_CHALLENGE_
Only a number is required: how many lines of the material contain the word "outside"?

_ROWS_
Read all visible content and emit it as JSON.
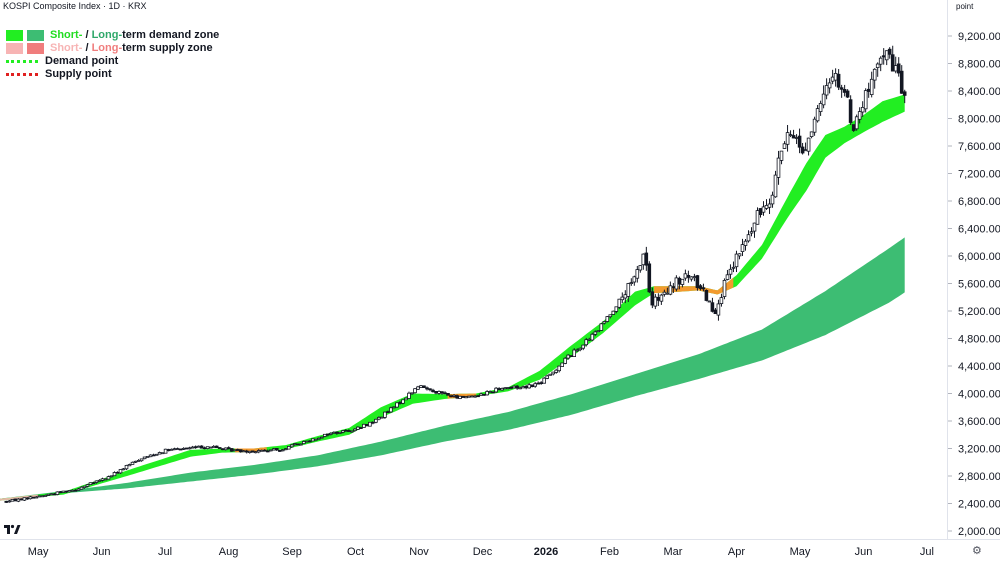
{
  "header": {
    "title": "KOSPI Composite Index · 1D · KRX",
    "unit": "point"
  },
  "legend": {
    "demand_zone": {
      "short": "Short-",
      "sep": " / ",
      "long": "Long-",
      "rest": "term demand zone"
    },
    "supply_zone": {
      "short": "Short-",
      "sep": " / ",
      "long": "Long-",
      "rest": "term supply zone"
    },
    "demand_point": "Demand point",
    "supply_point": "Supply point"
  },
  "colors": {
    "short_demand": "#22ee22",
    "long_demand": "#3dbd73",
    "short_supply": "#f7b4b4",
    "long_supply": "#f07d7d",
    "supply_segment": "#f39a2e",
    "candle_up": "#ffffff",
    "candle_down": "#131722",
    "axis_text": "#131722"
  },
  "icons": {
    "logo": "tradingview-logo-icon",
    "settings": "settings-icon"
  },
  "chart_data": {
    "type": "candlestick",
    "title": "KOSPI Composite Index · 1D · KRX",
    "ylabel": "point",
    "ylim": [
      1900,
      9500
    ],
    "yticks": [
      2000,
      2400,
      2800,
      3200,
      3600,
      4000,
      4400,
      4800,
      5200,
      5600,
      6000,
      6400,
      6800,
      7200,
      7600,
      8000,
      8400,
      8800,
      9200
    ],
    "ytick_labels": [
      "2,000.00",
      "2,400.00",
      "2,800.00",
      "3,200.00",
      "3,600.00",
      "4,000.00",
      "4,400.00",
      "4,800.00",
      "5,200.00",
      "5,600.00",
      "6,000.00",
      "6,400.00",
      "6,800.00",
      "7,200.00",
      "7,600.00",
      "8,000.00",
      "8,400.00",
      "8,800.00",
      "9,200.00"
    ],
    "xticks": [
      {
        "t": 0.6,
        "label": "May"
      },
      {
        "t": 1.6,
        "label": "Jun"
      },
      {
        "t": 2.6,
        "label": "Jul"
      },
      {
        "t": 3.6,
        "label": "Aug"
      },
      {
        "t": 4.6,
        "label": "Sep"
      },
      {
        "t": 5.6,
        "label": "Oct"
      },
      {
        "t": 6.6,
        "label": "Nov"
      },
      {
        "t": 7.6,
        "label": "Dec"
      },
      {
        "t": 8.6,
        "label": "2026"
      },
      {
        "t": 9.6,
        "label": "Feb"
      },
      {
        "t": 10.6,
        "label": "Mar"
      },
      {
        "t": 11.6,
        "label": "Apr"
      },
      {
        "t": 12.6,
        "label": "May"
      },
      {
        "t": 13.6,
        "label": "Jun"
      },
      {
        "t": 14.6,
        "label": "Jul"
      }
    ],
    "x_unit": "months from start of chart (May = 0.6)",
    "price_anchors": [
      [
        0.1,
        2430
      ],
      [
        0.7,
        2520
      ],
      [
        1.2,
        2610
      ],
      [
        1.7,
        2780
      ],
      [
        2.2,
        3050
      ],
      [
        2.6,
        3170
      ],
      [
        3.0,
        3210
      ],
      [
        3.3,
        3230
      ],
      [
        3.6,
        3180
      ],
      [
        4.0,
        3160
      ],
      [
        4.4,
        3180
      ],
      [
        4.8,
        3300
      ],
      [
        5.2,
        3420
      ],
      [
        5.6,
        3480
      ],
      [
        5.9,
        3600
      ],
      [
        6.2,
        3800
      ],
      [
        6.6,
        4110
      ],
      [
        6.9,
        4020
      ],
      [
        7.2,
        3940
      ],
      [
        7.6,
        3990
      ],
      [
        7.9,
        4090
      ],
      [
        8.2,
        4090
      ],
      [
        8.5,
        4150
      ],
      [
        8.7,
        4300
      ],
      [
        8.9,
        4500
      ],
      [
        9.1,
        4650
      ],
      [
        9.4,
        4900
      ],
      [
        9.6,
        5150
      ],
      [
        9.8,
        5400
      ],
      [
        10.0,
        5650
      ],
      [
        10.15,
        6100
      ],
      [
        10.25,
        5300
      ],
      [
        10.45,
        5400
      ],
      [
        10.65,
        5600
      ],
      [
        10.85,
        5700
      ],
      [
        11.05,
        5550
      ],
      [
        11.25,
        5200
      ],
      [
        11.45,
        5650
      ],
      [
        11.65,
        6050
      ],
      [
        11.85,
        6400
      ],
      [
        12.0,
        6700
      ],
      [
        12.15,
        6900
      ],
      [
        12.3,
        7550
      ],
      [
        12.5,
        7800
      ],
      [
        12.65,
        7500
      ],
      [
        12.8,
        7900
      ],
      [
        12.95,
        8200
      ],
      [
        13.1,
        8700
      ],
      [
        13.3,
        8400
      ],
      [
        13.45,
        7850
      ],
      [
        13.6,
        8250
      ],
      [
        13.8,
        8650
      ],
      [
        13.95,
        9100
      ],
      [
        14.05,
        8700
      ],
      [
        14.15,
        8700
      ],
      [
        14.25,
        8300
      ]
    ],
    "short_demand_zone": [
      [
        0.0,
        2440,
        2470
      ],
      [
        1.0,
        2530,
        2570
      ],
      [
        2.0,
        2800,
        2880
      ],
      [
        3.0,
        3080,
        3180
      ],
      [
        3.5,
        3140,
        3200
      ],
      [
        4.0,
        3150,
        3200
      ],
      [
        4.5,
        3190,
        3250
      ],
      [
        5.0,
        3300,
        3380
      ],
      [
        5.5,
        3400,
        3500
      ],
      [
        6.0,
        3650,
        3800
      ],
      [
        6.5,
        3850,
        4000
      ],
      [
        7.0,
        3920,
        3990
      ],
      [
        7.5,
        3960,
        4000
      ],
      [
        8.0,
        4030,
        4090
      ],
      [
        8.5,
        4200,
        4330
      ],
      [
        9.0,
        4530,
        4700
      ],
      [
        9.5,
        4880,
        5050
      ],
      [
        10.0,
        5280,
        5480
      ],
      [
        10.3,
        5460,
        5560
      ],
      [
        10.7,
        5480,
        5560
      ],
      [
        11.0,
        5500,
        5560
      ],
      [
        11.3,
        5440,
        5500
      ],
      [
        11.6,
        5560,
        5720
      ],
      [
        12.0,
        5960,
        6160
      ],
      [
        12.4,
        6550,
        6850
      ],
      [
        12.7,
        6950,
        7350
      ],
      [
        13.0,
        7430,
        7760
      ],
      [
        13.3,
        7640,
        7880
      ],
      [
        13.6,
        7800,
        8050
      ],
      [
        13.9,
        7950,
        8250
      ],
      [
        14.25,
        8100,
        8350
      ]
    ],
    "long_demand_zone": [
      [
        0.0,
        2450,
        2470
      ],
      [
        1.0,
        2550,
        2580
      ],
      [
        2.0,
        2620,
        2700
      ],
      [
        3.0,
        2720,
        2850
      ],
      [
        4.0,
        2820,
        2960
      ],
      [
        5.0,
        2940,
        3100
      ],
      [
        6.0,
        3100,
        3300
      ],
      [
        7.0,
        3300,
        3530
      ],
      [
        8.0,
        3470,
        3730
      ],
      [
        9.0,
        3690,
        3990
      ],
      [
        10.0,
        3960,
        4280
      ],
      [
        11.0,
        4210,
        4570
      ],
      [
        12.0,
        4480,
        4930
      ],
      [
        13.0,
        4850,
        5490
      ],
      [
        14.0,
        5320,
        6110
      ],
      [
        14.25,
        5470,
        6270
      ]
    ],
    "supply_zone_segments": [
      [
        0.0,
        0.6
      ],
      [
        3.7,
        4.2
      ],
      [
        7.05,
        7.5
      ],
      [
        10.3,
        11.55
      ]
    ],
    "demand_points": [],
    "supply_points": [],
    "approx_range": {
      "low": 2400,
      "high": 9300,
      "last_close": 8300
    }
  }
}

* * *

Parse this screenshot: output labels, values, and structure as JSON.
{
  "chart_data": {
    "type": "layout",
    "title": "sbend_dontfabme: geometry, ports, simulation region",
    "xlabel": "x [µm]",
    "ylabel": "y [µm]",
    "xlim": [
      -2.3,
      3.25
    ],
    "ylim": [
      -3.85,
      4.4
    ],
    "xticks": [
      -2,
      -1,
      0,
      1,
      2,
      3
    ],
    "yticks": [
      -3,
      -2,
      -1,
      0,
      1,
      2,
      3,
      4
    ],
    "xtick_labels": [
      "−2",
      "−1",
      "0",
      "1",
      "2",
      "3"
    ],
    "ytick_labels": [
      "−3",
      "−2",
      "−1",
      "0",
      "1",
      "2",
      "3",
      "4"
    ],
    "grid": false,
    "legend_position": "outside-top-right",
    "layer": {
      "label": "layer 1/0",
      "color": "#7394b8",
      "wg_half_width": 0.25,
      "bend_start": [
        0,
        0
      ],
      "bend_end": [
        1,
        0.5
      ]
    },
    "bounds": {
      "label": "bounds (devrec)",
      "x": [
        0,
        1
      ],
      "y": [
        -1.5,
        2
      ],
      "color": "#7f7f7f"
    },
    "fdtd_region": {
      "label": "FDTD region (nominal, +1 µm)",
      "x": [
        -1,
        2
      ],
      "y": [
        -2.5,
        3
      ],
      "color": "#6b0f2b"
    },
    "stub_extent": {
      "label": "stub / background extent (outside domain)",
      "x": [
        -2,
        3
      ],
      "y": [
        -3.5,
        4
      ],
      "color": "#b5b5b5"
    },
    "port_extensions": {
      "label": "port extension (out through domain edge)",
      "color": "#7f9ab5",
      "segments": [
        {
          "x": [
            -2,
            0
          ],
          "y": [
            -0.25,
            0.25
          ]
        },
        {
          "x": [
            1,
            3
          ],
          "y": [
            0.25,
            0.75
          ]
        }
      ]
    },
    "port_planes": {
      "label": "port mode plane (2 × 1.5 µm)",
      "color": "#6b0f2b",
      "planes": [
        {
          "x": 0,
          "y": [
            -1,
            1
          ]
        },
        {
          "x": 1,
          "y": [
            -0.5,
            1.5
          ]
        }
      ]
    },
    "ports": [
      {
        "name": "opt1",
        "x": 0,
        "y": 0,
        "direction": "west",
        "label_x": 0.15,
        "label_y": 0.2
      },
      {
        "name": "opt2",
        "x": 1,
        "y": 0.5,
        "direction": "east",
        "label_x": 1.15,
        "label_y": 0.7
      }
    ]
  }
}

_WRITTEN SOLUTION_
2